What is being asked: Filter the records below down to lines containing "this".

Exercise inputs:

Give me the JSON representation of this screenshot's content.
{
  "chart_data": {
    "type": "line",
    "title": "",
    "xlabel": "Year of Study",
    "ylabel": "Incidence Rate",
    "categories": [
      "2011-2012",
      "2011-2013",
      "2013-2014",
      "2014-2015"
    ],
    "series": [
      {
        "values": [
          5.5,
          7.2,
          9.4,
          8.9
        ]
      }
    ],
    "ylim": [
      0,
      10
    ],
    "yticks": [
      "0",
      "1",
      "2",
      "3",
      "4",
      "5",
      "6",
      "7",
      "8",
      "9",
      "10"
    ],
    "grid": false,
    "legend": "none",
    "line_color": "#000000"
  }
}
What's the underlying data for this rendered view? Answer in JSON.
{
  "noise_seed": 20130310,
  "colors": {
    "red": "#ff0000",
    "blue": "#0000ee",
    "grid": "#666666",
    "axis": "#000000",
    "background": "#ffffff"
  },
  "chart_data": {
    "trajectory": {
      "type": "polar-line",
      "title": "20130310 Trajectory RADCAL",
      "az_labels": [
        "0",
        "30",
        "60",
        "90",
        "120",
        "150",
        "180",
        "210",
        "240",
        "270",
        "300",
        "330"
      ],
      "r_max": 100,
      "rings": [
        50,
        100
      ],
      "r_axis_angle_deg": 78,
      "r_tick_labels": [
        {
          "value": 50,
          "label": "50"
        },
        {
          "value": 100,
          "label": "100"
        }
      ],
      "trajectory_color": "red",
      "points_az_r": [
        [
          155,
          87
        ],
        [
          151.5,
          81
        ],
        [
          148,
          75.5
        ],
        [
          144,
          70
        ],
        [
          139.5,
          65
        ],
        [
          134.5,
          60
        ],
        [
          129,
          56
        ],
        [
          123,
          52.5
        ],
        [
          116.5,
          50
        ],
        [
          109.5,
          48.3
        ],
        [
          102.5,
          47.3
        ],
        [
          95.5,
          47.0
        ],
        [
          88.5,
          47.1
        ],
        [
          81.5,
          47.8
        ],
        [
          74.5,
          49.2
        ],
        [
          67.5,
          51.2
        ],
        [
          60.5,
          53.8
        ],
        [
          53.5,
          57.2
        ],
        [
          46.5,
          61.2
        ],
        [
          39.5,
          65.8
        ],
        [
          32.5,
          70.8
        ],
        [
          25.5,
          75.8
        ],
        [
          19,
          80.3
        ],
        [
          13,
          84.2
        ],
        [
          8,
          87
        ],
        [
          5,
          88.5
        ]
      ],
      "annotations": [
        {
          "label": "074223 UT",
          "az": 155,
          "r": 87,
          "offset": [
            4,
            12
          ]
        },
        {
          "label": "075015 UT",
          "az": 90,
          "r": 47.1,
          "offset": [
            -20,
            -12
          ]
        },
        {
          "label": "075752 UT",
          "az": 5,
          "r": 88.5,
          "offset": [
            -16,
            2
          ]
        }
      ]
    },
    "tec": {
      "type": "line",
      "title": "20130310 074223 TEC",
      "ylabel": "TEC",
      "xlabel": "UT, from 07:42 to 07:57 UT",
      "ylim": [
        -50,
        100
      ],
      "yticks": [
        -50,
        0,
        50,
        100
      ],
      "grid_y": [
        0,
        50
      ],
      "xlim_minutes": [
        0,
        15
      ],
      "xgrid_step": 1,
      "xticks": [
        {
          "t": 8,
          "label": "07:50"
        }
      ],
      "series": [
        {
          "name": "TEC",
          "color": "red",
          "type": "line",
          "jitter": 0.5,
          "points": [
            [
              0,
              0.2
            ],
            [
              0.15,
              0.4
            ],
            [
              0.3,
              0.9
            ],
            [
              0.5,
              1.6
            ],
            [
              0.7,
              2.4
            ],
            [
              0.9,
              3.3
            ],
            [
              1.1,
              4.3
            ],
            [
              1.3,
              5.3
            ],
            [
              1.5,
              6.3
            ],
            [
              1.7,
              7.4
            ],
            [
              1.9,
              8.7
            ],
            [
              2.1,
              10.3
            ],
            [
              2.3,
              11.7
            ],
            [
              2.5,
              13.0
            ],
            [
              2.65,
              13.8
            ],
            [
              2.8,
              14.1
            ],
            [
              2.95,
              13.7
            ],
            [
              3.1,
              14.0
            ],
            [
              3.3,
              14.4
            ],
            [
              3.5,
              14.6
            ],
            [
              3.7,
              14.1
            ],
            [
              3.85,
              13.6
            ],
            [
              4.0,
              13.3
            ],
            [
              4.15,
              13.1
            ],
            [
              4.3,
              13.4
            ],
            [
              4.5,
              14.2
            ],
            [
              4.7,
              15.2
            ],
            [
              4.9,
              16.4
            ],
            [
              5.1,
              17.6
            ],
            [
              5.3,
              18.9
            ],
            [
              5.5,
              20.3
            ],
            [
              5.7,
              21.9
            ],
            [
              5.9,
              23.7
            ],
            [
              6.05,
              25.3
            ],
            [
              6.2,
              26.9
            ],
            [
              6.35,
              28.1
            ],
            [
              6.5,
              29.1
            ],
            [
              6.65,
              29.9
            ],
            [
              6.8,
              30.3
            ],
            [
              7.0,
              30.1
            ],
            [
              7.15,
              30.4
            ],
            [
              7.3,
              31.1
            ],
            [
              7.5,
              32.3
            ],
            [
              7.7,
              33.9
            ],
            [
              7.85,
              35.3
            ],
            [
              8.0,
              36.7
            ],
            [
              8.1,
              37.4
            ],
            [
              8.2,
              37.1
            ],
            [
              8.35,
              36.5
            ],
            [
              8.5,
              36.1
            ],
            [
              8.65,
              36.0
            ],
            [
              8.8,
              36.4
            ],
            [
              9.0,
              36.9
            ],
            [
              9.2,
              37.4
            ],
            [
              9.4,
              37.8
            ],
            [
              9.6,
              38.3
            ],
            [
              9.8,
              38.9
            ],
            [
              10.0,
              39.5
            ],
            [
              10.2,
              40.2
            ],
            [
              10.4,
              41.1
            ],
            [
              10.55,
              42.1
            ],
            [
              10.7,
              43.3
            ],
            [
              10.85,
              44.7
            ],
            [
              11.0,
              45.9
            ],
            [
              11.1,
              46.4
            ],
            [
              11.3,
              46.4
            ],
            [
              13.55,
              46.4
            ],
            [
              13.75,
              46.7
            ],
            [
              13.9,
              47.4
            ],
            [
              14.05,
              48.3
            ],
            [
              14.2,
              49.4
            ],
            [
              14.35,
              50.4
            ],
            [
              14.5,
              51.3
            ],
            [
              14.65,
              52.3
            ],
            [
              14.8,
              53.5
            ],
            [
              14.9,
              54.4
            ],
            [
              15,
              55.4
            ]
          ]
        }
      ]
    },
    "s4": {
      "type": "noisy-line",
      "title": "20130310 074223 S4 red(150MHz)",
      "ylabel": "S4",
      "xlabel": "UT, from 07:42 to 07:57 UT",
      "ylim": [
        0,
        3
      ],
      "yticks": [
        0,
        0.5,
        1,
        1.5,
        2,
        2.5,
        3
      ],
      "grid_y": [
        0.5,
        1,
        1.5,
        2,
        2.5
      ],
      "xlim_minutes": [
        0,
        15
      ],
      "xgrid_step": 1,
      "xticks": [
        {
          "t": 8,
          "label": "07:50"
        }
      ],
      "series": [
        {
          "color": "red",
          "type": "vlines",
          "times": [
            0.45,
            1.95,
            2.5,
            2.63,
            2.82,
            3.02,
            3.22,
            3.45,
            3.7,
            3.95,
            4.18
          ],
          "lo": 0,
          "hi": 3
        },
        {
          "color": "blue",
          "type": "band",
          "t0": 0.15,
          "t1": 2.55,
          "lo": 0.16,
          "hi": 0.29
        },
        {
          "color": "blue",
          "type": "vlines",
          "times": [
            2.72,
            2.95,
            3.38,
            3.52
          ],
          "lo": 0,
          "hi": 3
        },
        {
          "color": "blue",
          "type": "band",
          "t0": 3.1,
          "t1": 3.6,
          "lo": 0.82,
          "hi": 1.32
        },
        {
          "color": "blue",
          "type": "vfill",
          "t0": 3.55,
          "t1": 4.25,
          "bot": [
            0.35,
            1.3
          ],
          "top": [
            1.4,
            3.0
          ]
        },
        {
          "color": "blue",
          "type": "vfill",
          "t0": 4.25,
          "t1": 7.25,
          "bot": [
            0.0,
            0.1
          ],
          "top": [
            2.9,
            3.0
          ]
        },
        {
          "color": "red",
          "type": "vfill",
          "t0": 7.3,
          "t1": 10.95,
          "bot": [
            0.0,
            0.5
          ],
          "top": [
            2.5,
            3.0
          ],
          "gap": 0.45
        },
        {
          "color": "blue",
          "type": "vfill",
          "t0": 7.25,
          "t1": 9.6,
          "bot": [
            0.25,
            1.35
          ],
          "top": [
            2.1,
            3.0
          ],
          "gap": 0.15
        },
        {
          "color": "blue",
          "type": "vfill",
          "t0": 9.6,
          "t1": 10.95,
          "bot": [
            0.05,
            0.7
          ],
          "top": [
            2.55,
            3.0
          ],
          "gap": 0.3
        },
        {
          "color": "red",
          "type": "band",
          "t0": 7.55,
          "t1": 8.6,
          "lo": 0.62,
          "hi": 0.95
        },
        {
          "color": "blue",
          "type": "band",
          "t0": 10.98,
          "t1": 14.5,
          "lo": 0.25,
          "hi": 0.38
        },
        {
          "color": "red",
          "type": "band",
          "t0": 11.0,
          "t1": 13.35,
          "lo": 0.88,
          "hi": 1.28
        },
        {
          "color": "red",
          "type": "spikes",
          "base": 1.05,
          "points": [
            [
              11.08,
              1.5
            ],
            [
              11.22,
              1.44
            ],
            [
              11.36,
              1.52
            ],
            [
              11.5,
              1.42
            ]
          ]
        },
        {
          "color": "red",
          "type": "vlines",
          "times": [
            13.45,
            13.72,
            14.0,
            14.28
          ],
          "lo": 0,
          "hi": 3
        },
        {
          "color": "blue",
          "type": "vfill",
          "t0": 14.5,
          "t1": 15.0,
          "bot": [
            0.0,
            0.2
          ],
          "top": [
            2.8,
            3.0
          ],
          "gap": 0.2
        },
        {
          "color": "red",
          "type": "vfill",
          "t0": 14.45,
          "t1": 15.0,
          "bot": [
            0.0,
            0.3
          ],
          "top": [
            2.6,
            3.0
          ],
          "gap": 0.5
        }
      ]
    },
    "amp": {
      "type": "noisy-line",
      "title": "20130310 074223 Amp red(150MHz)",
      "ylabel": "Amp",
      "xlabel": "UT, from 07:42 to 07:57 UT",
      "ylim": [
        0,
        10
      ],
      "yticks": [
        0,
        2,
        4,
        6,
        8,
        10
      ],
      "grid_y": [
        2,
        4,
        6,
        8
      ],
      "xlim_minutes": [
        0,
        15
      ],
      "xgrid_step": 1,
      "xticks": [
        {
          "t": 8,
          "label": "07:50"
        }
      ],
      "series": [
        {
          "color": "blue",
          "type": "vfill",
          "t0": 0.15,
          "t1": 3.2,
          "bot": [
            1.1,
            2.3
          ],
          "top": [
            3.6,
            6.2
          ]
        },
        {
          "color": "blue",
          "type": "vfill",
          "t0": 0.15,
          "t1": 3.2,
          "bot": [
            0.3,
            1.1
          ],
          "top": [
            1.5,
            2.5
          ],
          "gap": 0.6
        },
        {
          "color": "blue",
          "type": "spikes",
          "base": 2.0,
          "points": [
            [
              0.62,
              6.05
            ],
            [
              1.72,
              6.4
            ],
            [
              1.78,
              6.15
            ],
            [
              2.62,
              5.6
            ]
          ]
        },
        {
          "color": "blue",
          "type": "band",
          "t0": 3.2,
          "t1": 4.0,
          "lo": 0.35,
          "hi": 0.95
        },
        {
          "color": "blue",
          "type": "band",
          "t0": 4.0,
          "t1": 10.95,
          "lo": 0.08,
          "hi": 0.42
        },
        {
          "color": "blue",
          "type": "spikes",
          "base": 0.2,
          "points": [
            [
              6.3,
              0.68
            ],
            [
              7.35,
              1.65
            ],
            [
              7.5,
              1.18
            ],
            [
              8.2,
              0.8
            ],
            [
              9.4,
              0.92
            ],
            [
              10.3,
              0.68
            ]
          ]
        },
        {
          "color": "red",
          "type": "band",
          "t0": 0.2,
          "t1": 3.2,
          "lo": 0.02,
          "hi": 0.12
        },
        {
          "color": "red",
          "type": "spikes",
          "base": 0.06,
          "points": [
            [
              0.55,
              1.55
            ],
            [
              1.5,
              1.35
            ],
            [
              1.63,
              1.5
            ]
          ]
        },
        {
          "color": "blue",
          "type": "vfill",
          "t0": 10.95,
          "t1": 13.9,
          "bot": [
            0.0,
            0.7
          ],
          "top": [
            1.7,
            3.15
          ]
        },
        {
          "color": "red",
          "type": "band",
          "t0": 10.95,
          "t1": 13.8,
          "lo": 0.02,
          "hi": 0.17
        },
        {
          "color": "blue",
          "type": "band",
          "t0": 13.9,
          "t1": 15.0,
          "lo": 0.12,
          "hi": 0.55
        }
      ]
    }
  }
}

Written reply:
Give me the JSON representation of this screenshot's content.
What's the underlying data for this rendered view? Answer in JSON.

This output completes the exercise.